(begin)

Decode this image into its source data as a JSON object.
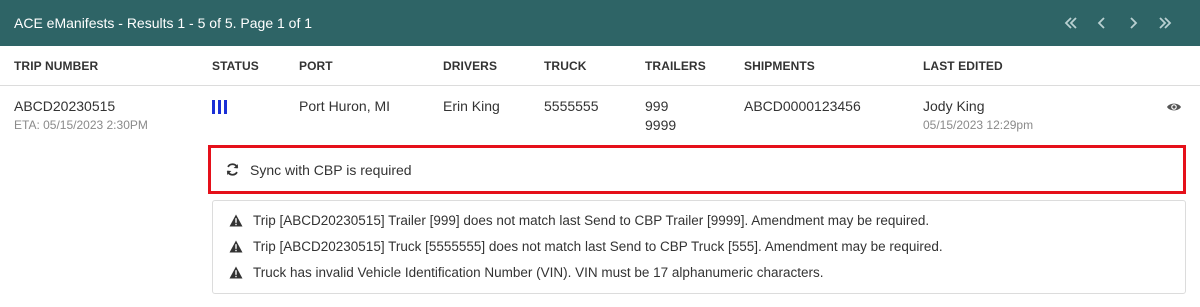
{
  "header": {
    "title": "ACE eManifests - Results 1 - 5 of 5. Page 1 of 1",
    "pager_first": "«",
    "pager_prev": "‹",
    "pager_next": "›",
    "pager_last": "»"
  },
  "columns": [
    "TRIP NUMBER",
    "STATUS",
    "PORT",
    "DRIVERS",
    "TRUCK",
    "TRAILERS",
    "SHIPMENTS",
    "LAST EDITED"
  ],
  "row": {
    "trip_number": "ABCD20230515",
    "eta": "ETA: 05/15/2023 2:30PM",
    "status_icon": "status-bars-icon",
    "port": "Port Huron, MI",
    "driver": "Erin King",
    "truck": "5555555",
    "trailers": [
      "999",
      "9999"
    ],
    "shipment": "ABCD0000123456",
    "last_edited_by": "Jody King",
    "last_edited_at": "05/15/2023 12:29pm",
    "view_icon": "eye-icon"
  },
  "sync_notice": {
    "icon": "sync-icon",
    "text": "Sync with CBP is required",
    "highlight_color": "#e5101a"
  },
  "warnings": [
    "Trip [ABCD20230515] Trailer [999] does not match last Send to CBP Trailer [9999]. Amendment may be required.",
    "Trip [ABCD20230515] Truck [5555555] does not match last Send to CBP Truck [555]. Amendment may be required.",
    "Truck has invalid Vehicle Identification Number (VIN). VIN must be 17 alphanumeric characters."
  ],
  "colors": {
    "header_bg": "#2e6466",
    "status_blue": "#1a2fd6"
  }
}
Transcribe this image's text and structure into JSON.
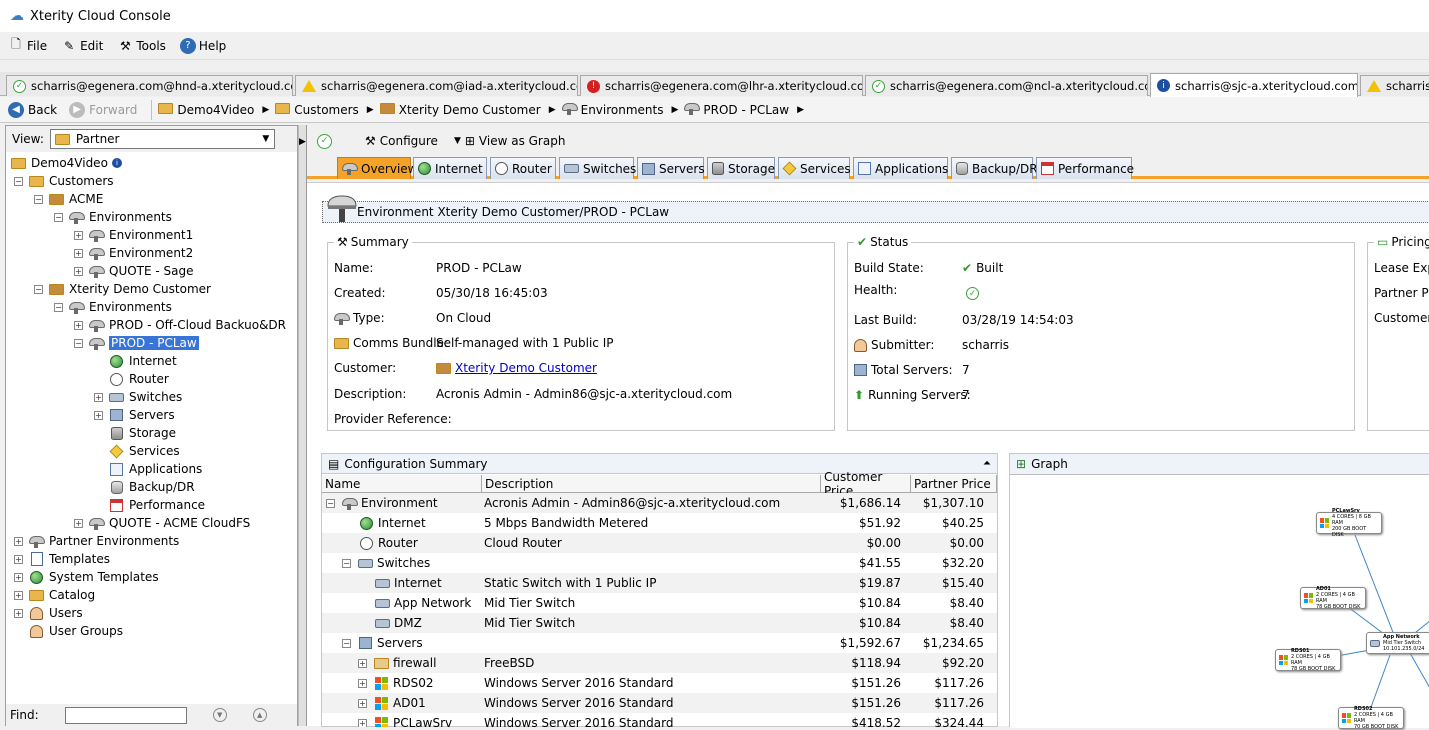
{
  "window": {
    "title": "Xterity Cloud Console"
  },
  "menu": [
    {
      "label": "File",
      "icon": "file-icon"
    },
    {
      "label": "Edit",
      "icon": "edit-icon"
    },
    {
      "label": "Tools",
      "icon": "tools-icon"
    },
    {
      "label": "Help",
      "icon": "help-icon"
    }
  ],
  "session_tabs": [
    {
      "label": "scharris@egenera.com@hnd-a.xteritycloud.com",
      "status": "ok"
    },
    {
      "label": "scharris@egenera.com@iad-a.xteritycloud.com",
      "status": "warning"
    },
    {
      "label": "scharris@egenera.com@lhr-a.xteritycloud.com",
      "status": "error"
    },
    {
      "label": "scharris@egenera.com@ncl-a.xteritycloud.com",
      "status": "ok"
    },
    {
      "label": "scharris@sjc-a.xteritycloud.com",
      "status": "info",
      "active": true
    },
    {
      "label": "scharris",
      "status": "warning"
    }
  ],
  "nav": {
    "back": "Back",
    "forward": "Forward",
    "breadcrumbs": [
      "Demo4Video",
      "Customers",
      "Xterity Demo Customer",
      "Environments",
      "PROD - PCLaw"
    ]
  },
  "left": {
    "view_label": "View:",
    "view_value": "Partner",
    "find_label": "Find:",
    "tree": [
      {
        "label": "Demo4Video",
        "info": true
      },
      {
        "label": "Customers"
      },
      {
        "label": "ACME"
      },
      {
        "label": "Environments"
      },
      {
        "label": "Environment1"
      },
      {
        "label": "Environment2"
      },
      {
        "label": "QUOTE - Sage"
      },
      {
        "label": "Xterity Demo Customer"
      },
      {
        "label": "Environments"
      },
      {
        "label": "PROD - Off-Cloud Backuo&DR"
      },
      {
        "label": "PROD - PCLaw"
      },
      {
        "label": "Internet"
      },
      {
        "label": "Router"
      },
      {
        "label": "Switches"
      },
      {
        "label": "Servers"
      },
      {
        "label": "Storage"
      },
      {
        "label": "Services"
      },
      {
        "label": "Applications"
      },
      {
        "label": "Backup/DR"
      },
      {
        "label": "Performance"
      },
      {
        "label": "QUOTE - ACME CloudFS"
      },
      {
        "label": "Partner Environments"
      },
      {
        "label": "Templates"
      },
      {
        "label": "System Templates"
      },
      {
        "label": "Catalog"
      },
      {
        "label": "Users"
      },
      {
        "label": "User Groups"
      }
    ]
  },
  "toolbar": {
    "configure": "Configure",
    "view_graph": "View as Graph"
  },
  "view_tabs": [
    "Overview",
    "Internet",
    "Router",
    "Switches",
    "Servers",
    "Storage",
    "Services",
    "Applications",
    "Backup/DR",
    "Performance"
  ],
  "env_header": "Environment Xterity Demo Customer/PROD - PCLaw",
  "summary": {
    "legend": "Summary",
    "name_label": "Name:",
    "name": "PROD - PCLaw",
    "created_label": "Created:",
    "created": "05/30/18 16:45:03",
    "type_label": "Type:",
    "type": "On Cloud",
    "comms_label": "Comms Bundle:",
    "comms": "Self-managed with 1 Public IP",
    "customer_label": "Customer:",
    "customer": "Xterity Demo Customer",
    "description_label": "Description:",
    "description": "Acronis Admin - Admin86@sjc-a.xteritycloud.com",
    "provider_ref_label": "Provider Reference:"
  },
  "status": {
    "legend": "Status",
    "build_state_label": "Build State:",
    "build_state": "Built",
    "health_label": "Health:",
    "last_build_label": "Last Build:",
    "last_build": "03/28/19 14:54:03",
    "submitter_label": "Submitter:",
    "submitter": "scharris",
    "total_servers_label": "Total Servers:",
    "total_servers": "7",
    "running_servers_label": "Running Servers:",
    "running_servers": "7"
  },
  "pricing": {
    "legend": "Pricing",
    "lease_label": "Lease Expir",
    "partner_label": "Partner Pric",
    "customer_label": "Customer P"
  },
  "config_summary": {
    "title": "Configuration Summary",
    "columns": [
      "Name",
      "Description",
      "Customer Price",
      "Partner Price"
    ],
    "rows": [
      {
        "name": "Environment",
        "description": "Acronis Admin - Admin86@sjc-a.xteritycloud.com",
        "customer_price": "$1,686.14",
        "partner_price": "$1,307.10"
      },
      {
        "name": "Internet",
        "description": "5 Mbps Bandwidth Metered",
        "customer_price": "$51.92",
        "partner_price": "$40.25"
      },
      {
        "name": "Router",
        "description": "Cloud Router",
        "customer_price": "$0.00",
        "partner_price": "$0.00"
      },
      {
        "name": "Switches",
        "description": "",
        "customer_price": "$41.55",
        "partner_price": "$32.20"
      },
      {
        "name": "Internet",
        "description": "Static Switch with 1 Public IP",
        "customer_price": "$19.87",
        "partner_price": "$15.40"
      },
      {
        "name": "App Network",
        "description": "Mid Tier Switch",
        "customer_price": "$10.84",
        "partner_price": "$8.40"
      },
      {
        "name": "DMZ",
        "description": "Mid Tier Switch",
        "customer_price": "$10.84",
        "partner_price": "$8.40"
      },
      {
        "name": "Servers",
        "description": "",
        "customer_price": "$1,592.67",
        "partner_price": "$1,234.65"
      },
      {
        "name": "firewall",
        "description": "FreeBSD",
        "customer_price": "$118.94",
        "partner_price": "$92.20"
      },
      {
        "name": "RDS02",
        "description": "Windows Server 2016 Standard",
        "customer_price": "$151.26",
        "partner_price": "$117.26"
      },
      {
        "name": "AD01",
        "description": "Windows Server 2016 Standard",
        "customer_price": "$151.26",
        "partner_price": "$117.26"
      },
      {
        "name": "PCLawSrv",
        "description": "Windows Server 2016 Standard",
        "customer_price": "$418.52",
        "partner_price": "$324.44"
      }
    ]
  },
  "graph": {
    "title": "Graph",
    "nodes": [
      {
        "name": "PCLawSrv",
        "l1": "4 CORES | 8 GB RAM",
        "l2": "200 GB BOOT DISK"
      },
      {
        "name": "AD01",
        "l1": "2 CORES | 4 GB RAM",
        "l2": "78 GB BOOT DISK"
      },
      {
        "name": "App Network",
        "l1": "Mid Tier Switch",
        "l2": "10.101.235.0/24"
      },
      {
        "name": "RDS01",
        "l1": "2 CORES | 4 GB RAM",
        "l2": "78 GB BOOT DISK"
      },
      {
        "name": "RDS02",
        "l1": "2 CORES | 4 GB RAM",
        "l2": "70 GB BOOT DISK"
      }
    ]
  },
  "colors": {
    "accent_tab": "#f4a328",
    "selection": "#3875d7",
    "link": "#0000cc"
  }
}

(end)

• [WHAT THIS TASK INVOLVES] From the data above, copy each line that holds "ACME".

• [RESPONSE TO THIS TASK]
        "label": "ACME"
        "label": "QUOTE - ACME CloudFS"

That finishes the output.